* START Data shown *
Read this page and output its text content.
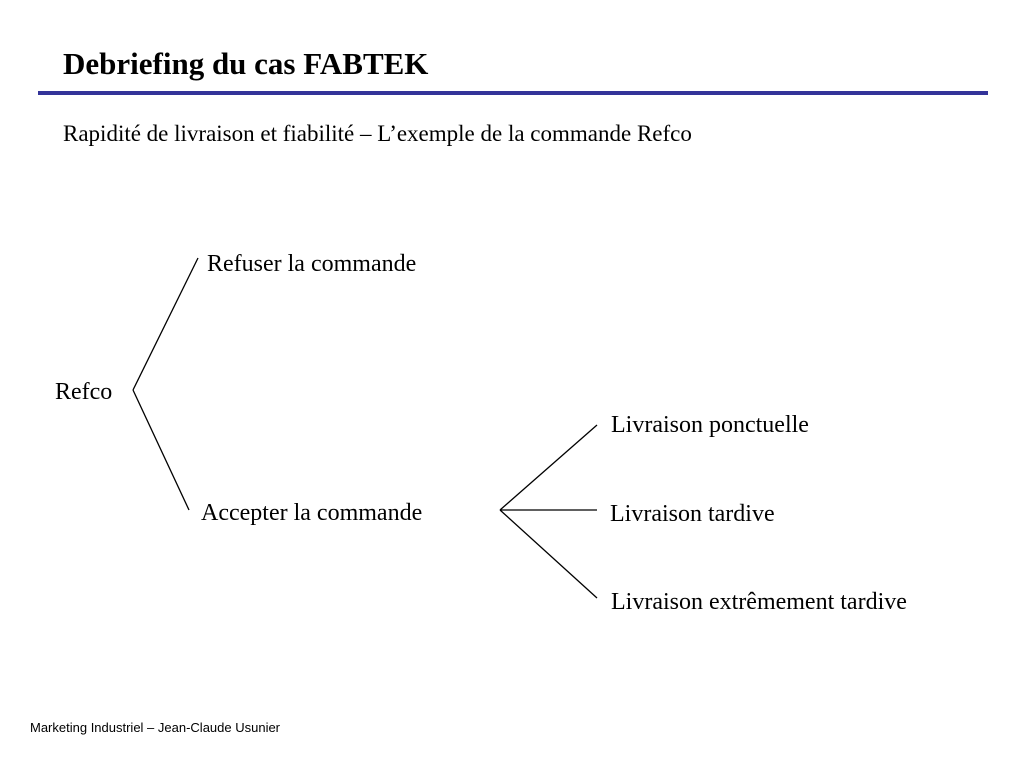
Debriefing du cas FABTEK
Rapidité de livraison et fiabilité – L’exemple de la commande Refco
Refco
Refuser la commande
Accepter la commande
Livraison ponctuelle
Livraison tardive
Livraison extrêmement tardive
Marketing Industriel – Jean-Claude Usunier
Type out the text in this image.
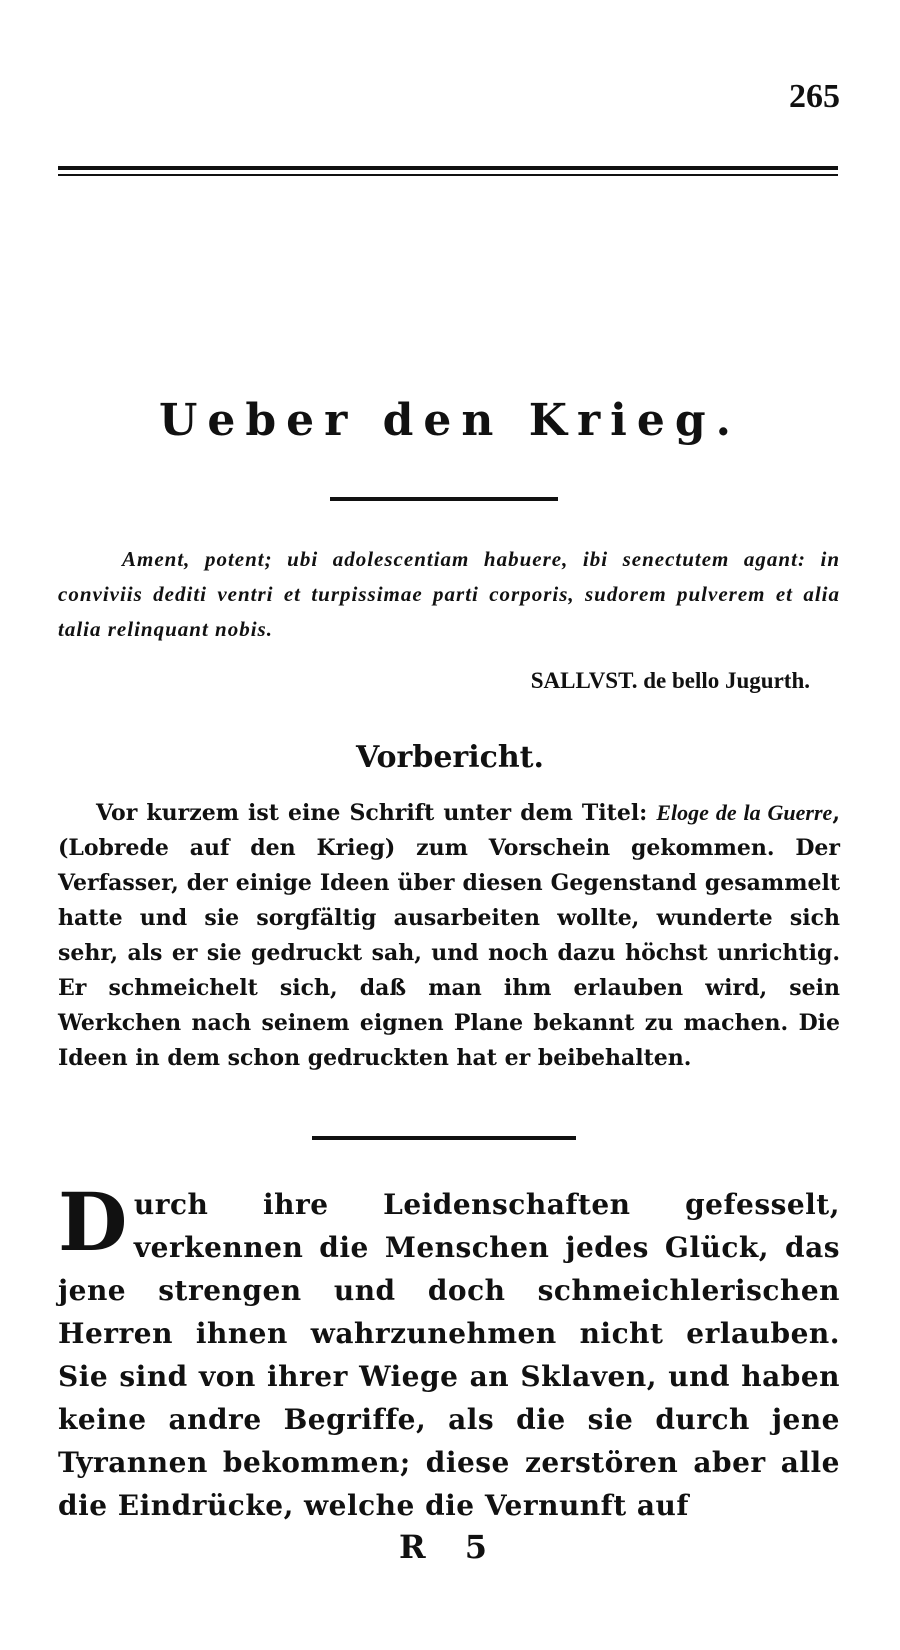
265
Ueber den Krieg.
Ament, potent; ubi adolescentiam habuere, ibi senectutem agant: in conviviis dediti ventri et turpissimae parti corporis, sudorem pulverem et alia talia relinquant nobis.
SALLVST. de bello Jugurth.
Vorbericht.

Vor kurzem ist eine Schrift unter dem Titel: Eloge de la Guerre, (Lobrede auf den Krieg) zum Vorschein gekommen. Der Verfasser, der einige Ideen über diesen Gegenstand gesammelt hatte und sie sorgfältig ausarbeiten wollte, wunderte sich sehr, als er sie gedruckt sah, und noch dazu höchst unrichtig. Er schmeichelt sich, daß man ihm erlauben wird, sein Werkchen nach seinem eignen Plane bekannt zu machen. Die Ideen in dem schon gedruckten hat er beibehalten.

Durch ihre Leidenschaften gefesselt, verkennen die Menschen jedes Glück, das jene strengen und doch schmeichlerischen Herren ihnen wahrzunehmen nicht erlauben. Sie sind von ihrer Wiege an Sklaven, und haben keine andre Begriffe, als die sie durch jene Tyrannen bekommen; diese zerstören aber alle die Eindrücke, welche die Vernunft auf

R 5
* END Data shown *
§ Task requirements
Pull out all lines in the data above that include "Krieg".

§ Finished task
Ueber den Krieg.
Vor kurzem ist eine Schrift unter dem Titel: Eloge de la Guerre, (Lobrede auf den Krieg) zum Vorschein gekommen. Der Verfasser, der einige Ideen über diesen Gegenstand gesammelt hatte und sie sorgfältig ausarbeiten wollte, wunderte sich sehr, als er sie gedruckt sah, und noch dazu höchst unrichtig. Er schmeichelt sich, daß man ihm erlauben wird, sein Werkchen nach seinem eignen Plane bekannt zu machen. Die Ideen in dem schon gedruckten hat er beibehalten.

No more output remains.